» Stored rows:
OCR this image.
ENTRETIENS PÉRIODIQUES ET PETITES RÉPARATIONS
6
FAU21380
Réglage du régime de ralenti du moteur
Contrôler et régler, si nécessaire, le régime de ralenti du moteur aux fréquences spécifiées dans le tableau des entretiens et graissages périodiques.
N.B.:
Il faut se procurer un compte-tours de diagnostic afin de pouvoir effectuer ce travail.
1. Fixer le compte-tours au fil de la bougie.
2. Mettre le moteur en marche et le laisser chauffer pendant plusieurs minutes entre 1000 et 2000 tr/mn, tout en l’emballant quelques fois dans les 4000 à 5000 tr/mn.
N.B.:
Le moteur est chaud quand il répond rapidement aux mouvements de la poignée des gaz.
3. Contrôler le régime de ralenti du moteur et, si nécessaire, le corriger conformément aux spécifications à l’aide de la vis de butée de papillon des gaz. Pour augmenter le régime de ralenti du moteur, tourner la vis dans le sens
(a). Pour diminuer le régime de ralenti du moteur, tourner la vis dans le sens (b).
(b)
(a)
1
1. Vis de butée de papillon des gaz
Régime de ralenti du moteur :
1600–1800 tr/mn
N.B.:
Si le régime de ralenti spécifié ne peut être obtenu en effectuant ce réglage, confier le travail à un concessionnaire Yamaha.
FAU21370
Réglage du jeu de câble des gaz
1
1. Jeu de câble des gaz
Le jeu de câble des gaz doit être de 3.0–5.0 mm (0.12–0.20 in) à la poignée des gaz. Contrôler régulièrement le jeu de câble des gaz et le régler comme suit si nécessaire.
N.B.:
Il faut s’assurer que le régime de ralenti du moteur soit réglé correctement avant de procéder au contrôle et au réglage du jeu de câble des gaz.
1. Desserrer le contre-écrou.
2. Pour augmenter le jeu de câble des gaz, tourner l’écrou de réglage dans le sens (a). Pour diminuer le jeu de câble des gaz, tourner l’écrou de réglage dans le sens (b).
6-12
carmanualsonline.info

» Instruction:
Say how many lines of the material contain the word "butée", with no other text.

» Answer to this exercise:
2